Task details –
Update the lines from the first one through the one that contains "scatter-point [868, 388, 888, 408]" by replacing "depth-tick-label" with "depth-axis-label", leaving everything else as it is.

Page element annotations –
-- start --

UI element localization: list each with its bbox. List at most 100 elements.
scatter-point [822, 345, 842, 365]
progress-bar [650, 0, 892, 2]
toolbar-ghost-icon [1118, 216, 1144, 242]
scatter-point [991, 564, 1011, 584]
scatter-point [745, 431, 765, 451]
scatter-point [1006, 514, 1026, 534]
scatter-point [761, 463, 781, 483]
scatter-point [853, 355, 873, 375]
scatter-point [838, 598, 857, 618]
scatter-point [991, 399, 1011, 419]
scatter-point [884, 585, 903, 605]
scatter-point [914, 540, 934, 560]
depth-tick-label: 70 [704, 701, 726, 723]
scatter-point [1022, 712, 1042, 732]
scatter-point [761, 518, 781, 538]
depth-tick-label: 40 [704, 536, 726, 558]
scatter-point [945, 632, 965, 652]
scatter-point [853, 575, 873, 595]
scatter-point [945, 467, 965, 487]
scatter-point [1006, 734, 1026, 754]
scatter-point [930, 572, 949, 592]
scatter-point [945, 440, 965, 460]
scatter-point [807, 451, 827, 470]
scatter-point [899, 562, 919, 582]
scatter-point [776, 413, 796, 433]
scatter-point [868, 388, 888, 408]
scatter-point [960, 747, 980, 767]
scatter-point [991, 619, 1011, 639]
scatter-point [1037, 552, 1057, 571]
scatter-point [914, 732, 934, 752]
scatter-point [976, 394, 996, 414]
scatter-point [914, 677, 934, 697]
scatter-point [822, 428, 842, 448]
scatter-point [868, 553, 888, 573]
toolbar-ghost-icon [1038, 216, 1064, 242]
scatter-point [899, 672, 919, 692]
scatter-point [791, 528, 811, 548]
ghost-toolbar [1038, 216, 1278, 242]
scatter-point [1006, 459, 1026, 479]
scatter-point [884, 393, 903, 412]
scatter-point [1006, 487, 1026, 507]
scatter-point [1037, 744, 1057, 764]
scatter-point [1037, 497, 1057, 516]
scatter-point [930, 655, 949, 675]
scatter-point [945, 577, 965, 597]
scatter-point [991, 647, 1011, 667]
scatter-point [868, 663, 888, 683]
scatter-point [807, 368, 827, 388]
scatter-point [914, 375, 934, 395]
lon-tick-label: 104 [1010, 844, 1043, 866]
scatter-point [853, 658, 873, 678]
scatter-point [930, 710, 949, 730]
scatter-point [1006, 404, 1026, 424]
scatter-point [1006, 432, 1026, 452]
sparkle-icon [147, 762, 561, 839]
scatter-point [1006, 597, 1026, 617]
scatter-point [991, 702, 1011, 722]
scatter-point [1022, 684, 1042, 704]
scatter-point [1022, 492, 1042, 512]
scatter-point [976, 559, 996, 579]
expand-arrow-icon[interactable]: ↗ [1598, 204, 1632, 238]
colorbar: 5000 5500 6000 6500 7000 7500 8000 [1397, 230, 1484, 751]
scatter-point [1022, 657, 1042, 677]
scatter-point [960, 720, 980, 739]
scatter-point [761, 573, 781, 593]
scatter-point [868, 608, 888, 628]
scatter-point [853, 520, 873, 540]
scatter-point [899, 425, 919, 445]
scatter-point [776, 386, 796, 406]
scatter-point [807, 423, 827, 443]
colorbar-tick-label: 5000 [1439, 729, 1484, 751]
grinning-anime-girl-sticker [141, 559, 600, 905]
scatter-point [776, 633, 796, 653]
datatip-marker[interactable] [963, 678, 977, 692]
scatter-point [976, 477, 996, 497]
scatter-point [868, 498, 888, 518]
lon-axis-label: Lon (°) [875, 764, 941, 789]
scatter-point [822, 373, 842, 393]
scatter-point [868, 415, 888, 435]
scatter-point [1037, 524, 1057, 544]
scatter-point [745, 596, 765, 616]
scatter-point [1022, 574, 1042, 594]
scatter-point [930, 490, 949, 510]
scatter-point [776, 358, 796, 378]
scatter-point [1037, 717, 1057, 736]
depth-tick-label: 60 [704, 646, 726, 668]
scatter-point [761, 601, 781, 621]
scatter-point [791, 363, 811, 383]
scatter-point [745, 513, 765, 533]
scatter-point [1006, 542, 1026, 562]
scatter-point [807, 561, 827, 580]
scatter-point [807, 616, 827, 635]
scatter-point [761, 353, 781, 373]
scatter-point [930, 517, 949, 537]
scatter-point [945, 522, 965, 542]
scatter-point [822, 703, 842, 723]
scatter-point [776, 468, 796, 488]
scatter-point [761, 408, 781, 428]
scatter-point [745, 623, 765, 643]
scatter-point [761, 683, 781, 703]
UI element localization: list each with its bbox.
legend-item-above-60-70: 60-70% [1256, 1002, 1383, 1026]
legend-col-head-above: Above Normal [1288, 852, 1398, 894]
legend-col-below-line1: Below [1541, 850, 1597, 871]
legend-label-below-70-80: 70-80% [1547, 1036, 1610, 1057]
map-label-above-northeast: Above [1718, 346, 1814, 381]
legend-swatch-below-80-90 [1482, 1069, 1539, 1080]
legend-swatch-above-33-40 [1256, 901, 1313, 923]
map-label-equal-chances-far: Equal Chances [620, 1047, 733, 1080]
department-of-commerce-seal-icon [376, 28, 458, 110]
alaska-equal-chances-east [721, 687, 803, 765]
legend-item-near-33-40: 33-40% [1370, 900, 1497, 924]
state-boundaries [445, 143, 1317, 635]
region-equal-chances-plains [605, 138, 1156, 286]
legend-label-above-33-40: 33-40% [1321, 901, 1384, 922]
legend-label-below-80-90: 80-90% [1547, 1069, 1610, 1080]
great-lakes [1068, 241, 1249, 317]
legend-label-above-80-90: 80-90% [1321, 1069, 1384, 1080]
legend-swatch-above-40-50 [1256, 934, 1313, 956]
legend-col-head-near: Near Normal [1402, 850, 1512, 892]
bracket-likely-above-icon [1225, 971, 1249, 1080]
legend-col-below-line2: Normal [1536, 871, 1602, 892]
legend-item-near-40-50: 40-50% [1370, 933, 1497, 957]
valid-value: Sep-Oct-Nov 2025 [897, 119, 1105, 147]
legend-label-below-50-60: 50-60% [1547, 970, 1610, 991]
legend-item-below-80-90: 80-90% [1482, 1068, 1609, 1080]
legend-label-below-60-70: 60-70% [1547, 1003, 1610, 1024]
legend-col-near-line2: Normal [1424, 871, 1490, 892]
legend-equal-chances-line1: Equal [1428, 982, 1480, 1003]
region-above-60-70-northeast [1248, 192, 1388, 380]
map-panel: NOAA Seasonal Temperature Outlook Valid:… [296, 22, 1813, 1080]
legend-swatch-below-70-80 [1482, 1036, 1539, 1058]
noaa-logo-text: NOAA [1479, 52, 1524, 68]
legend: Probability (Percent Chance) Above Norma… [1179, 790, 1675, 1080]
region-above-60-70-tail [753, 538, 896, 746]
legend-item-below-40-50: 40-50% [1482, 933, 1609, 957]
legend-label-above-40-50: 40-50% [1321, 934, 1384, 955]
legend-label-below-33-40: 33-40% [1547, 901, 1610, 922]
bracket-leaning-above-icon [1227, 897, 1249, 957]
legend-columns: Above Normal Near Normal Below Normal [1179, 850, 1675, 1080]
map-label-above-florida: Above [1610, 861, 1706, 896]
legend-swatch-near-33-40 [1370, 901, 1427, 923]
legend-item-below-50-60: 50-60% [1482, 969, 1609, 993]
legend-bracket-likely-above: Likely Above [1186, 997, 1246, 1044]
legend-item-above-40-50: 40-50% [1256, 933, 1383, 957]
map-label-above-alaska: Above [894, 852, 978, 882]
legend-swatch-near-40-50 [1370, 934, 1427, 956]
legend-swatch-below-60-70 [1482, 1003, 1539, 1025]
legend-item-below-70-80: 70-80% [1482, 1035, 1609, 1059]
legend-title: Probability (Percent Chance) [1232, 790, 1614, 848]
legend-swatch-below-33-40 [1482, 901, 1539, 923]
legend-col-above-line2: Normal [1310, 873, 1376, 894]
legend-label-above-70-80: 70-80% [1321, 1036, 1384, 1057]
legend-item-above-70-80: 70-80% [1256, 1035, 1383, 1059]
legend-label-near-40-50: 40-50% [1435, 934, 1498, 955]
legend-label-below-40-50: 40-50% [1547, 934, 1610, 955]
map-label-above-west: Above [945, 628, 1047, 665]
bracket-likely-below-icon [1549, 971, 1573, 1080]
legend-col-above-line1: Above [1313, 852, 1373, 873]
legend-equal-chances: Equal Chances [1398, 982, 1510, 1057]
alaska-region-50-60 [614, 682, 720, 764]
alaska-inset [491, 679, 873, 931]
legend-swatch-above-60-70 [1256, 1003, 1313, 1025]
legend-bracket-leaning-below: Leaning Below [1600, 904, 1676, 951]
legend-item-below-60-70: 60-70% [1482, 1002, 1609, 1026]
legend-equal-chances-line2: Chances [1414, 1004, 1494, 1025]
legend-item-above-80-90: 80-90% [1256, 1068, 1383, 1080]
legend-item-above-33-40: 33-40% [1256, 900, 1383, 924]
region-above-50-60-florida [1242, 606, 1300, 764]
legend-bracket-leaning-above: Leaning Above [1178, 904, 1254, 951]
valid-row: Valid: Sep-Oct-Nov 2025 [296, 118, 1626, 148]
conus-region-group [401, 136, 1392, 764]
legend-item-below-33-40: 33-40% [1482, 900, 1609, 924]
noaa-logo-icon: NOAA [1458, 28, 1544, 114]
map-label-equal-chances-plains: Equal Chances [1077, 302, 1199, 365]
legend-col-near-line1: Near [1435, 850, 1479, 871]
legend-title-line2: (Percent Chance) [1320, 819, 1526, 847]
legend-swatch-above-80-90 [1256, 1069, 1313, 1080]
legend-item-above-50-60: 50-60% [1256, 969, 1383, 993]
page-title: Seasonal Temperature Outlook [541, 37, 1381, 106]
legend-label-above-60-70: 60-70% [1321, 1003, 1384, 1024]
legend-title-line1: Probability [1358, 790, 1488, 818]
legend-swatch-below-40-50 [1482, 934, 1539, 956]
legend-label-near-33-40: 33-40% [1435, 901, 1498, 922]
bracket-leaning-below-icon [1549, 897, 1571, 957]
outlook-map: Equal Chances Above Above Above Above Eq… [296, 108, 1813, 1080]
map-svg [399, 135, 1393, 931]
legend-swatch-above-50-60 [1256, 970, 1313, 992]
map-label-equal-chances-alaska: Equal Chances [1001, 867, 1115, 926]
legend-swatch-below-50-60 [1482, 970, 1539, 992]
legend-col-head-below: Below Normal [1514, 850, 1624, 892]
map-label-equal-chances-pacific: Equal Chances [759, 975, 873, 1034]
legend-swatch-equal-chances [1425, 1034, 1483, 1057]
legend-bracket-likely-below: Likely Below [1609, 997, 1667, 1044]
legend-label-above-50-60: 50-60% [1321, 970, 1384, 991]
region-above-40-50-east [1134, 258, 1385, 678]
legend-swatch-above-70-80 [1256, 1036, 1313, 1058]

-- end --

Full solution –
UI element localization: list each with its bbox. List at most 100 elements.
scatter-point [822, 345, 842, 365]
progress-bar [650, 0, 892, 2]
toolbar-ghost-icon [1118, 216, 1144, 242]
scatter-point [991, 564, 1011, 584]
scatter-point [745, 431, 765, 451]
scatter-point [1006, 514, 1026, 534]
scatter-point [761, 463, 781, 483]
scatter-point [853, 355, 873, 375]
scatter-point [838, 598, 857, 618]
scatter-point [991, 399, 1011, 419]
scatter-point [884, 585, 903, 605]
scatter-point [914, 540, 934, 560]
depth-axis-label: 70 [704, 701, 726, 723]
scatter-point [1022, 712, 1042, 732]
scatter-point [761, 518, 781, 538]
depth-axis-label: 40 [704, 536, 726, 558]
scatter-point [945, 632, 965, 652]
scatter-point [853, 575, 873, 595]
scatter-point [945, 467, 965, 487]
scatter-point [1006, 734, 1026, 754]
scatter-point [930, 572, 949, 592]
scatter-point [945, 440, 965, 460]
scatter-point [807, 451, 827, 470]
scatter-point [899, 562, 919, 582]
scatter-point [776, 413, 796, 433]
scatter-point [868, 388, 888, 408]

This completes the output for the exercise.